[Stored data Boundary: Start]

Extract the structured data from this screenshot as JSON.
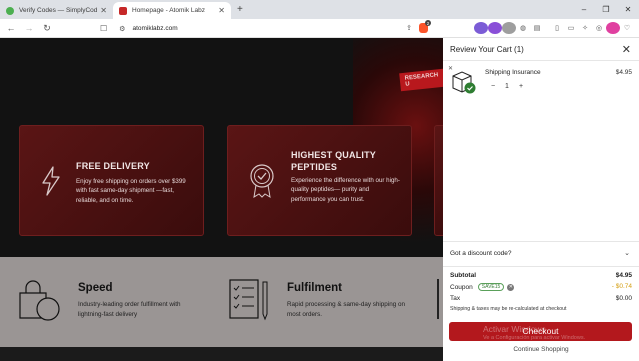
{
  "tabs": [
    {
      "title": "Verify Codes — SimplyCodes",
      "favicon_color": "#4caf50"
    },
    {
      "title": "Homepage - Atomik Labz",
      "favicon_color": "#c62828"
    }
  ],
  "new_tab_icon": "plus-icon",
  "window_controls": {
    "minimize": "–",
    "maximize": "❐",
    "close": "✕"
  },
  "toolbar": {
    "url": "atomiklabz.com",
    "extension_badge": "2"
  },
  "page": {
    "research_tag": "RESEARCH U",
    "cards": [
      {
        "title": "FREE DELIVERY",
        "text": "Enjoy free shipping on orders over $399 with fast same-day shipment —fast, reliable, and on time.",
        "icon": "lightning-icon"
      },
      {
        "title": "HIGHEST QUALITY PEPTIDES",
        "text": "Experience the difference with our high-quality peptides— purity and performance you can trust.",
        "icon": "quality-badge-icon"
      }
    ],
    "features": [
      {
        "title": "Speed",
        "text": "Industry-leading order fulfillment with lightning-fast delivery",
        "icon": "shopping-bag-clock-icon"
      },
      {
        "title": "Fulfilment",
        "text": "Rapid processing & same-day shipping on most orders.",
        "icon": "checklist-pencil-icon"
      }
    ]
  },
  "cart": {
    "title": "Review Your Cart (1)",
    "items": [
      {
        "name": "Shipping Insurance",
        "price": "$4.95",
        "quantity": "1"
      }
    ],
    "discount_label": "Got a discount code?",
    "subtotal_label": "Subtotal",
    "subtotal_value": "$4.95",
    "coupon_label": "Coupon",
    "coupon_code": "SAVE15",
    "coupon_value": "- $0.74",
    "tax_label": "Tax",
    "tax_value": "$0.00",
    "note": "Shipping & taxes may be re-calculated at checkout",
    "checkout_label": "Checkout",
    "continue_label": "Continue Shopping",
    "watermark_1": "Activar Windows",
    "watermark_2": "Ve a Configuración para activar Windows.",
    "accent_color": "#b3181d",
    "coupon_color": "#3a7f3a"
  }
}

[Stored data Boundary: End]

(Instructions for the task)
Exactly as written, restate the listing above with its pictures omitted.

(Response)
Extract the structured data from this screenshot as JSON.
{
  "tabs": [
    {
      "title": "Verify Codes — SimplyCodes",
      "favicon_color": "#4caf50"
    },
    {
      "title": "Homepage - Atomik Labz",
      "favicon_color": "#c62828"
    }
  ],
  "new_tab_icon": "plus-icon",
  "window_controls": {
    "minimize": "–",
    "maximize": "❐",
    "close": "✕"
  },
  "toolbar": {
    "url": "atomiklabz.com",
    "extension_badge": "2"
  },
  "page": {
    "research_tag": "RESEARCH U",
    "cards": [
      {
        "title": "FREE DELIVERY",
        "text": "Enjoy free shipping on orders over $399 with fast same-day shipment —fast, reliable, and on time.",
        "icon": "lightning-icon"
      },
      {
        "title": "HIGHEST QUALITY PEPTIDES",
        "text": "Experience the difference with our high-quality peptides— purity and performance you can trust.",
        "icon": "quality-badge-icon"
      }
    ],
    "features": [
      {
        "title": "Speed",
        "text": "Industry-leading order fulfillment with lightning-fast delivery",
        "icon": "shopping-bag-clock-icon"
      },
      {
        "title": "Fulfilment",
        "text": "Rapid processing & same-day shipping on most orders.",
        "icon": "checklist-pencil-icon"
      }
    ]
  },
  "cart": {
    "title": "Review Your Cart (1)",
    "items": [
      {
        "name": "Shipping Insurance",
        "price": "$4.95",
        "quantity": "1"
      }
    ],
    "discount_label": "Got a discount code?",
    "subtotal_label": "Subtotal",
    "subtotal_value": "$4.95",
    "coupon_label": "Coupon",
    "coupon_code": "SAVE15",
    "coupon_value": "- $0.74",
    "tax_label": "Tax",
    "tax_value": "$0.00",
    "note": "Shipping & taxes may be re-calculated at checkout",
    "checkout_label": "Checkout",
    "continue_label": "Continue Shopping",
    "watermark_1": "Activar Windows",
    "watermark_2": "Ve a Configuración para activar Windows.",
    "accent_color": "#b3181d",
    "coupon_color": "#3a7f3a"
  }
}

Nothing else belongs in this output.